Extracted data entries:
* * * *

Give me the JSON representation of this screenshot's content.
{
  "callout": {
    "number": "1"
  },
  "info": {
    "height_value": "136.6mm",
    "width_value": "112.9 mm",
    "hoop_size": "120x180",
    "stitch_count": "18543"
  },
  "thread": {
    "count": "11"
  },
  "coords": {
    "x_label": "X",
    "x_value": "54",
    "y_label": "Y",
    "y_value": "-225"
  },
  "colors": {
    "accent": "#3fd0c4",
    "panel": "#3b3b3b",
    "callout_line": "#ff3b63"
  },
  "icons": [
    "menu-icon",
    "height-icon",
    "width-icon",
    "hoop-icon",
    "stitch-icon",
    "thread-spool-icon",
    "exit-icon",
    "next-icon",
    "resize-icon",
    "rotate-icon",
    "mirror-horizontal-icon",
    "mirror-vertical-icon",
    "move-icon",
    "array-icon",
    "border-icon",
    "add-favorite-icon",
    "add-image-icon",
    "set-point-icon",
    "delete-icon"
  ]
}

* * * *

Aim ▸
Reproduce all of the material above word for word.

Task answer ▸
Give me the JSON representation of this screenshot's content.
{
  "callout": {
    "number": "1"
  },
  "info": {
    "height_value": "136.6mm",
    "width_value": "112.9 mm",
    "hoop_size": "120x180",
    "stitch_count": "18543"
  },
  "thread": {
    "count": "11"
  },
  "coords": {
    "x_label": "X",
    "x_value": "54",
    "y_label": "Y",
    "y_value": "-225"
  },
  "colors": {
    "accent": "#3fd0c4",
    "panel": "#3b3b3b",
    "callout_line": "#ff3b63"
  },
  "icons": [
    "menu-icon",
    "height-icon",
    "width-icon",
    "hoop-icon",
    "stitch-icon",
    "thread-spool-icon",
    "exit-icon",
    "next-icon",
    "resize-icon",
    "rotate-icon",
    "mirror-horizontal-icon",
    "mirror-vertical-icon",
    "move-icon",
    "array-icon",
    "border-icon",
    "add-favorite-icon",
    "add-image-icon",
    "set-point-icon",
    "delete-icon"
  ]
}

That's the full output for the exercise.